## Goal of the exercise
Rewrite the part of the listing that opens with its first line and closes with the line containing "wrench-gear-icon: [128, 763, 170, 807]", replacing "desktop-background-strip" with "desktop-background-bar" and keeping everything else unchanged.

- - - - -

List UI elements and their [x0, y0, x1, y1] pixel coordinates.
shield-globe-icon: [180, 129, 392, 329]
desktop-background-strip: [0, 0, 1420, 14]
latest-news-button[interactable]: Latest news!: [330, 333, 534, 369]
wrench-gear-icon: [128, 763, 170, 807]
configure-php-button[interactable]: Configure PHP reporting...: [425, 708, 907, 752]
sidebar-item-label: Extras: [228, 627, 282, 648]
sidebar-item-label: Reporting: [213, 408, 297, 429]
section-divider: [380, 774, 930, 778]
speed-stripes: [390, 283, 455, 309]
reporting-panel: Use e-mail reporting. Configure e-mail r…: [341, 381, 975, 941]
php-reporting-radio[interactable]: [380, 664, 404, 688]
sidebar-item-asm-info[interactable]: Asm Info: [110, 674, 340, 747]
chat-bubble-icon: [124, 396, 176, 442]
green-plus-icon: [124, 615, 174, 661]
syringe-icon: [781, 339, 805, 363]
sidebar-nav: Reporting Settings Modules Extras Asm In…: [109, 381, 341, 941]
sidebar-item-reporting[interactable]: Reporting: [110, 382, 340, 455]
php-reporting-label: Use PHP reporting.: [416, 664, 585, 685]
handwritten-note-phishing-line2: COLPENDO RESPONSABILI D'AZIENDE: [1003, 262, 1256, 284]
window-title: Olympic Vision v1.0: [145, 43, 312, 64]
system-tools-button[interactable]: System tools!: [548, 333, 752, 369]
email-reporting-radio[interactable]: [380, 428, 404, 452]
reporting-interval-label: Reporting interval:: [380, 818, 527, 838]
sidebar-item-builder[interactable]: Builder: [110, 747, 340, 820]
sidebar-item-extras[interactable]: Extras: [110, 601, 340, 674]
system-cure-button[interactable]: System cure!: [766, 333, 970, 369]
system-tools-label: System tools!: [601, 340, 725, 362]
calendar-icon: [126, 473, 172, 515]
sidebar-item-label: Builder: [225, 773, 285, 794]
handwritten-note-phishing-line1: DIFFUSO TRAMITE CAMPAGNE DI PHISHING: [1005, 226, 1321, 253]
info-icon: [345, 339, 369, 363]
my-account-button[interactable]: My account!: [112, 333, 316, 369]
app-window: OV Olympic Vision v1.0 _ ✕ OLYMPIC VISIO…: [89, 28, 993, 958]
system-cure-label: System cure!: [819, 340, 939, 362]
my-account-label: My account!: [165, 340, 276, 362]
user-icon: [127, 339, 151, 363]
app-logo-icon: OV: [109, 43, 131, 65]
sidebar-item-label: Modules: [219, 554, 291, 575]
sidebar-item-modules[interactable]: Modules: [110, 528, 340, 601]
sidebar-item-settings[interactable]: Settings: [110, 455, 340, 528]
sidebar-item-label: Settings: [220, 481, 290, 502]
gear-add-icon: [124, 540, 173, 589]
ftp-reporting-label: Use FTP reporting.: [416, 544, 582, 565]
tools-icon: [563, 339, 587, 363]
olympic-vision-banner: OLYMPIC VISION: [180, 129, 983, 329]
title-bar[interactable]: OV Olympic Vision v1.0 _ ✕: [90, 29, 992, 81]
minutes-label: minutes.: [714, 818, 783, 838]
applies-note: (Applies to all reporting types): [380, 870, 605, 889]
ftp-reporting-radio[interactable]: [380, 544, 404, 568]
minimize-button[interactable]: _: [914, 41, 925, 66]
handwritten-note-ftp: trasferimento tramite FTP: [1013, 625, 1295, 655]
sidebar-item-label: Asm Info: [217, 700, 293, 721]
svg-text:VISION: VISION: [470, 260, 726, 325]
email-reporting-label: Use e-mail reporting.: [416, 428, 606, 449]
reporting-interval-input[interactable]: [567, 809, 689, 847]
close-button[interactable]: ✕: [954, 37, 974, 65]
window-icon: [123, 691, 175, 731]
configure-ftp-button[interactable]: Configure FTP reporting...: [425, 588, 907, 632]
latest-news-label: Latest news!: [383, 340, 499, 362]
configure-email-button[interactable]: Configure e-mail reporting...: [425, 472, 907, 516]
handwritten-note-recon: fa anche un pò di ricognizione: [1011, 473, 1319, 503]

- - - - -

## Response
List UI elements and their [x0, y0, x1, y1] pixel coordinates.
shield-globe-icon: [180, 129, 392, 329]
desktop-background-bar: [0, 0, 1420, 14]
latest-news-button[interactable]: Latest news!: [330, 333, 534, 369]
wrench-gear-icon: [128, 763, 170, 807]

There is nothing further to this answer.